### SOURCE EXTRACT
------------------------------------------------------------

RFE/RL correspondent Ron Synovitz is embedded with the tactical-operations center of the 2nd Brigade Combat Team in the U.S. Army's 3rd Infantry Division. The division has been engaged in heavy fighting for nearly a week around the Iraqi city of Karbala, some 80 kilometers south of Baghdad. He reports that U.S. troops are advancing north today following an afternoon firefight that broke through Iraqi defense lines.

Near Karbala, Iraq; 2 April 2003 (RFE/RL) -- U.S. troops have broken through the Iraqi defenses around Karbala and are advancing further north toward Baghdad today.

This afternoon, U.S. armor units were engaged in mortar and gunfire battles against Iraqi Republican Guards along a series of canals in an area of palm groves.

As columns of U.S. tanks and Bradley troop carriers pushed past the canals in Karbala earlier today, the devastating effects of six days of air and artillery strikes became apparent to U.S. troops and the reporters who are traveling with them.

The burned wreckage of Iraqi military trucks lined the highways on the outskirts of Karbala, the bodies of dead Iraqi soldiers visible inside. Broken AK-47 assault rifles and the bent tubes of rocket-propelled grenade launchers were strewn about the roadside, some crushed beneath the tracks of the U.S. armor. Black scorch marks and holes in the ground showed where U.S. artillery shells and missiles had torn up Iraqi defenses during the past week.

Across the street from a military barracks that was shattered by U.S. air strikes, the walled compound of a mosque stood intact, with the exception of its front gate, which had collapsed from a barrage apparently fired at built-up earthen fortifications and hidden positions for Iraqi soldiers nearby.

------------------------------------------------------------

### DATASET EXCERPTS
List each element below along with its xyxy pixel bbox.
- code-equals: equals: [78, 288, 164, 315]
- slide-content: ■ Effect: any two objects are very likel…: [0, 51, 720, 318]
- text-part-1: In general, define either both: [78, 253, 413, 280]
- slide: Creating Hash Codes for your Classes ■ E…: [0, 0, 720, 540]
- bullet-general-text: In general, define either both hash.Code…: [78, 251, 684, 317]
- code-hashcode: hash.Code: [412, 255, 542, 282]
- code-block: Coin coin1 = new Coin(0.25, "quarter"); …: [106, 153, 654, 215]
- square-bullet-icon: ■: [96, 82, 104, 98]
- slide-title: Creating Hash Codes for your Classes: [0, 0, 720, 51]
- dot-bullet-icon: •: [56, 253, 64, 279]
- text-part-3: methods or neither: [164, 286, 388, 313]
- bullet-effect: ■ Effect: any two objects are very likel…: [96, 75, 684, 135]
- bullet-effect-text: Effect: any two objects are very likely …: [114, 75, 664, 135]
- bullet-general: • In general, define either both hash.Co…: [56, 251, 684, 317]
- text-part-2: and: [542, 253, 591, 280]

------------------------------------------------------------

### TASKS FOR THIS EXERCISE
[a] Restate word for word the passage of the Karbala report from "Near Karbala, Iraq;" up to and including "of palm groves.".
[b] Answer these questions from the Karbala report:
(i) How far from Baghdad is Karbala, and in which direction?
(ii) For how many days had air and artillery strikes hit the area?
(iii) Which part of the mosque compound had collapsed?
The rows were taken from a different source than the text.

### EXPECTED ANSWERS
[a]
Near Karbala, Iraq; 2 April 2003 (RFE/RL) -- U.S. troops have broken through the Iraqi defenses around Karbala and are advancing further north toward Baghdad today.

This afternoon, U.S. armor units were engaged in mortar and gunfire battles against Iraqi Republican Guards along a series of canals in an area of palm groves.

[b]
(i) Some 80 kilometers south of Baghdad.
(ii) Six days.
(iii) Its front gate.